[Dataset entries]
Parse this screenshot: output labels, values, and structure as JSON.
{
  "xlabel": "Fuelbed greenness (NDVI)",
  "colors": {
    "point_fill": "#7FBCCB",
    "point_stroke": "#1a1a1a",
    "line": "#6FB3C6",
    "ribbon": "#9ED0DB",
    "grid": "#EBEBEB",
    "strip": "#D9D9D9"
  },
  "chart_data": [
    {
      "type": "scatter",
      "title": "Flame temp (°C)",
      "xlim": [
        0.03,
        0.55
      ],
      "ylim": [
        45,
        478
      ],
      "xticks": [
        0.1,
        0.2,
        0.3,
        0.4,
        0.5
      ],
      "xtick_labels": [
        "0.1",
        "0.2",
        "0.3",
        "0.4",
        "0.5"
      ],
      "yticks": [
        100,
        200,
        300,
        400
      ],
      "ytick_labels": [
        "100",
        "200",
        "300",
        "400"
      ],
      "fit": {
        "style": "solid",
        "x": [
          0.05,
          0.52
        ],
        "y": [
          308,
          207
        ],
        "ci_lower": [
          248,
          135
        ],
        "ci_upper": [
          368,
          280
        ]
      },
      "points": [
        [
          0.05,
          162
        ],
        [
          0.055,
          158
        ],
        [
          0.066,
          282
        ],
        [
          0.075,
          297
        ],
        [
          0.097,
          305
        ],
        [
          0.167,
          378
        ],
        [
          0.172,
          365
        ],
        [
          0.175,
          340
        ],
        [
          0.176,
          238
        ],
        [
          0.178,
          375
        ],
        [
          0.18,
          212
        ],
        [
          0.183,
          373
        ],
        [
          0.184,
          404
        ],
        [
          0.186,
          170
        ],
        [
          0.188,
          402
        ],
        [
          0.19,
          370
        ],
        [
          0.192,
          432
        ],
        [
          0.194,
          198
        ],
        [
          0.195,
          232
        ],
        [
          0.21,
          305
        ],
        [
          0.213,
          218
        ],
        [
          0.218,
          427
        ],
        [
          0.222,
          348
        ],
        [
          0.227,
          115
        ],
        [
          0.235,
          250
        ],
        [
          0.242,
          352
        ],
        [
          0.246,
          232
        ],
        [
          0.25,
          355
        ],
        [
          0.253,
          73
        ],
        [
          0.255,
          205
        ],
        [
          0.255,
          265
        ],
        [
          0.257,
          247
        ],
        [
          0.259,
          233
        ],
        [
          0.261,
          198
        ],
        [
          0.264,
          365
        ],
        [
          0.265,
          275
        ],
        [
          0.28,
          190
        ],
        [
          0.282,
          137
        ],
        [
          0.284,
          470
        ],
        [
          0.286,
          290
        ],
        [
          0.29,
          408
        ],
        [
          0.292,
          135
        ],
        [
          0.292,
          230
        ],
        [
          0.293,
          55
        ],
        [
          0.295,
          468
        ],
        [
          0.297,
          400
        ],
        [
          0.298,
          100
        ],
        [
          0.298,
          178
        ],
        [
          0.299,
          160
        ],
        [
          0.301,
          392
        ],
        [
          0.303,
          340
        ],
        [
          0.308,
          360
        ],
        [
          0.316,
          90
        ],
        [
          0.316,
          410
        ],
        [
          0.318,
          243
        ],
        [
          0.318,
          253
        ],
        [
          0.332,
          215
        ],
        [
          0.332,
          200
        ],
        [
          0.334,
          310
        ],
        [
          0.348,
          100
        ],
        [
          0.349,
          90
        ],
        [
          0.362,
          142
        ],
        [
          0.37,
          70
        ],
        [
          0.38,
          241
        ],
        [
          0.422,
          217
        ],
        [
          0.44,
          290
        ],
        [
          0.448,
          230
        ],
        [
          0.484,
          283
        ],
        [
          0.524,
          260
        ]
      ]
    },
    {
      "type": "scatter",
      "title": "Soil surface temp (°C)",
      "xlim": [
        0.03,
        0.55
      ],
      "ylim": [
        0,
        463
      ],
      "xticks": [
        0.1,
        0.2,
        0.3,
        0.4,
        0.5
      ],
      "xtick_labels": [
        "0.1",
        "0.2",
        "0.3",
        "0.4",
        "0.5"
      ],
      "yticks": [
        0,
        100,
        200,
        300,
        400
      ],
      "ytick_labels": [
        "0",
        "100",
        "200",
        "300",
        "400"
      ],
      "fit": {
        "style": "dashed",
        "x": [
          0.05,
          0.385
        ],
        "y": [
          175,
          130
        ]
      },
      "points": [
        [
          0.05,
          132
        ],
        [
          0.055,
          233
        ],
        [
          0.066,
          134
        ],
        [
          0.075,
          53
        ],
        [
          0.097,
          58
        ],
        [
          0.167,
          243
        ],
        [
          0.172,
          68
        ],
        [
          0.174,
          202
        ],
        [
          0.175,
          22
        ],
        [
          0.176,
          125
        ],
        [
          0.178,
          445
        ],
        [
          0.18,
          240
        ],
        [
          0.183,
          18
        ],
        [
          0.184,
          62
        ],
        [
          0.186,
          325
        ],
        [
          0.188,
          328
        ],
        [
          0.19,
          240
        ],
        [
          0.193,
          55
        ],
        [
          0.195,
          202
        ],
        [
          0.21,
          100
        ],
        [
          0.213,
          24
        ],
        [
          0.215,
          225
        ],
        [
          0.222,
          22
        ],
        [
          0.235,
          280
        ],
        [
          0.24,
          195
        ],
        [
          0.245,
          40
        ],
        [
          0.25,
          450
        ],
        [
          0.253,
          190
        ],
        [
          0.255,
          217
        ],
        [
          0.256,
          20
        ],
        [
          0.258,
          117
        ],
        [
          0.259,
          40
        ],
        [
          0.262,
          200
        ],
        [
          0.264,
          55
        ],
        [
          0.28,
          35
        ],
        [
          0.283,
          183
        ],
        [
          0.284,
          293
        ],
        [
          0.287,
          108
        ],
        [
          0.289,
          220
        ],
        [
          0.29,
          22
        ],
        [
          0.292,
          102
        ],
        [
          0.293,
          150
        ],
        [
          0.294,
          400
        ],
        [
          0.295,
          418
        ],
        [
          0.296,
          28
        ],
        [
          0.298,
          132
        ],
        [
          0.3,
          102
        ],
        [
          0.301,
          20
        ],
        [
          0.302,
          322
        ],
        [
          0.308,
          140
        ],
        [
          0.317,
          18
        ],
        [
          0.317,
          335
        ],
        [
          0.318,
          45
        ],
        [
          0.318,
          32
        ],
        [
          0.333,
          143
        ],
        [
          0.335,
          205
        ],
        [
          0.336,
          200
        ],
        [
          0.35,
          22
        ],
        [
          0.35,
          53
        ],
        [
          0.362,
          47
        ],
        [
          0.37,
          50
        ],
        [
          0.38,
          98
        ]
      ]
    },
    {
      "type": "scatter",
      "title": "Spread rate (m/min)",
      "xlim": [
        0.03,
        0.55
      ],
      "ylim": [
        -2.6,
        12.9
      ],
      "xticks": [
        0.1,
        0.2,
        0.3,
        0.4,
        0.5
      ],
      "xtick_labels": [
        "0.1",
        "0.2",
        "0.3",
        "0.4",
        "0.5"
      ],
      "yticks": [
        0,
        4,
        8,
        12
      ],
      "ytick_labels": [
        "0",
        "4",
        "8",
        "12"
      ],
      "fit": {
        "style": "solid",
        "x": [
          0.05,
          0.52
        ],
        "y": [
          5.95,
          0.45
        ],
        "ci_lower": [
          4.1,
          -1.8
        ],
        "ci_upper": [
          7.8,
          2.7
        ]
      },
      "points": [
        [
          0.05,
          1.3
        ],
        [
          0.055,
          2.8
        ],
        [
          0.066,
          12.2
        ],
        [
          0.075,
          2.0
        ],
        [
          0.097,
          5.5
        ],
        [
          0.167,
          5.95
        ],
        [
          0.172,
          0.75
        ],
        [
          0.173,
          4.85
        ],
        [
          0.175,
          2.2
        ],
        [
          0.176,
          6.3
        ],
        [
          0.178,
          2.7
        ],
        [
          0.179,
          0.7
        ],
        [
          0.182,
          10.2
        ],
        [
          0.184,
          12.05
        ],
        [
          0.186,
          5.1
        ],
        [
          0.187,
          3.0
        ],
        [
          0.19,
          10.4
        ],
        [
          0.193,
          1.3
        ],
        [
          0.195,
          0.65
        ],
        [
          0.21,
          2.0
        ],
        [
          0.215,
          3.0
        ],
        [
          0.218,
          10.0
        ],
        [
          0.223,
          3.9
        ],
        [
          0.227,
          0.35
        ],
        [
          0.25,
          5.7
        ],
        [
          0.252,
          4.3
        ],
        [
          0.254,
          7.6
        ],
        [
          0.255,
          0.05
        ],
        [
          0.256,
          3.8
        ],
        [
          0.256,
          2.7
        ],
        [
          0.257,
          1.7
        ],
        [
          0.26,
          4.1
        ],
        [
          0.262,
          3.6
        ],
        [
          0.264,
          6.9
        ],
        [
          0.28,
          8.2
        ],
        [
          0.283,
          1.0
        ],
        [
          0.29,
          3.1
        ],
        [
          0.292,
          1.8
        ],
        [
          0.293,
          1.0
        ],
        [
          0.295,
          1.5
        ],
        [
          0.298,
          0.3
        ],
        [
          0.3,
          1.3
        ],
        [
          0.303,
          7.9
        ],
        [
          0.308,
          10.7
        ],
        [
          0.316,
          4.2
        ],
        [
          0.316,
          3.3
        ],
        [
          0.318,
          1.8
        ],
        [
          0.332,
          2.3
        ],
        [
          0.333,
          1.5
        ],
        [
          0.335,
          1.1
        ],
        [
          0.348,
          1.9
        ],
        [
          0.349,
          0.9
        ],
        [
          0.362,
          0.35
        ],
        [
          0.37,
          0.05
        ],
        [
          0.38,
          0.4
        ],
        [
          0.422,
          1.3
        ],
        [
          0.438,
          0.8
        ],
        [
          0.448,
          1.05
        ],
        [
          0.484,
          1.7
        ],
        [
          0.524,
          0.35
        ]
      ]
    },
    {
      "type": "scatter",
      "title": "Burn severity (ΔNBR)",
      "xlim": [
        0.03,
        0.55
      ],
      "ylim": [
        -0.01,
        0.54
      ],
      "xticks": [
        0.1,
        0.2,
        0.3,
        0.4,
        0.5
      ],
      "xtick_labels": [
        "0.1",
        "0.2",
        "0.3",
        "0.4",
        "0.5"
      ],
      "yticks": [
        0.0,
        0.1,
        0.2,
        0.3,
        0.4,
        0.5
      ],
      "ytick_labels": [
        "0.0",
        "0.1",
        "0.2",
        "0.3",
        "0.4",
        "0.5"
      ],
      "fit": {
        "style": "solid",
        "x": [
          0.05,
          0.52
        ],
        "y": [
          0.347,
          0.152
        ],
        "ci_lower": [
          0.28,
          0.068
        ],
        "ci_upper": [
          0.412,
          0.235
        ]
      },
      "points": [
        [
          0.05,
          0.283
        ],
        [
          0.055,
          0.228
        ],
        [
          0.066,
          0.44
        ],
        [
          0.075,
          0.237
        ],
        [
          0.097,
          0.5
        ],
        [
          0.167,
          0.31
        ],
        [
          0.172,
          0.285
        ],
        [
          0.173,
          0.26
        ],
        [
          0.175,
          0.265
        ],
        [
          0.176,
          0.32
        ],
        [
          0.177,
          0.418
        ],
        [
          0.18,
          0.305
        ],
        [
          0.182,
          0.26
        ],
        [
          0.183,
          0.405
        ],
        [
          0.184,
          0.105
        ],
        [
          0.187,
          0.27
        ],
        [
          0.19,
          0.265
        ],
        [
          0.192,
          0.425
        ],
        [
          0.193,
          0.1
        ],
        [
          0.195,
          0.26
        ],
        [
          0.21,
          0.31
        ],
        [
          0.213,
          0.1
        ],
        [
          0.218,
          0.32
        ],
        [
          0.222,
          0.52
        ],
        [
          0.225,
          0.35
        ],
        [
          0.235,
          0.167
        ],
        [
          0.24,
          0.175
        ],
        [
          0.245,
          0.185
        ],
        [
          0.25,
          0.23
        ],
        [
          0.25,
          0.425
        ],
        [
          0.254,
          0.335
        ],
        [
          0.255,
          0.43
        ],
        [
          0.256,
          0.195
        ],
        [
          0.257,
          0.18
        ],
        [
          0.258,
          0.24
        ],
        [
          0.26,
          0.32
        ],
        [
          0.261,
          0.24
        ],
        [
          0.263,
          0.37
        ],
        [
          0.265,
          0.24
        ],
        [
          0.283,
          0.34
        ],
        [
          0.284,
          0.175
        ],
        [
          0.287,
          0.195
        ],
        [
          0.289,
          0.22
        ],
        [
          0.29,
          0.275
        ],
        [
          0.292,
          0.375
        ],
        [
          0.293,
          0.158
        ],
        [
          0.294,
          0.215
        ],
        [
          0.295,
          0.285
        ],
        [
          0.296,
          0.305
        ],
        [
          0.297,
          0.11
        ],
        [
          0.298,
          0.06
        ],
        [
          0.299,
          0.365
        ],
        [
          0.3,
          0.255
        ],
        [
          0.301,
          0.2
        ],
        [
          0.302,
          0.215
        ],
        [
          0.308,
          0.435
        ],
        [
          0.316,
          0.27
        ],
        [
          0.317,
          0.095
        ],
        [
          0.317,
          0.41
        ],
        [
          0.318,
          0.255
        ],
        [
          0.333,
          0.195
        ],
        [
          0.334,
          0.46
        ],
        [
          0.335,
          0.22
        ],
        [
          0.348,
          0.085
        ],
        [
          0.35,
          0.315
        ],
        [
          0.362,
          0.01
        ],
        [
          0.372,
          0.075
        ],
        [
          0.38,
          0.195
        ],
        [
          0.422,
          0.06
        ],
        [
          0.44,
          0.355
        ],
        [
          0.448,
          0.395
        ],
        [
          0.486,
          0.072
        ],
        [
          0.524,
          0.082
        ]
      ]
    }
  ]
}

## What you will do
Select every line in the records above that contains the word "title".

## The output
      "title": "Flame temp (°C)",
      "title": "Soil surface temp (°C)",
      "title": "Spread rate (m/min)",
      "title": "Burn severity (ΔNBR)",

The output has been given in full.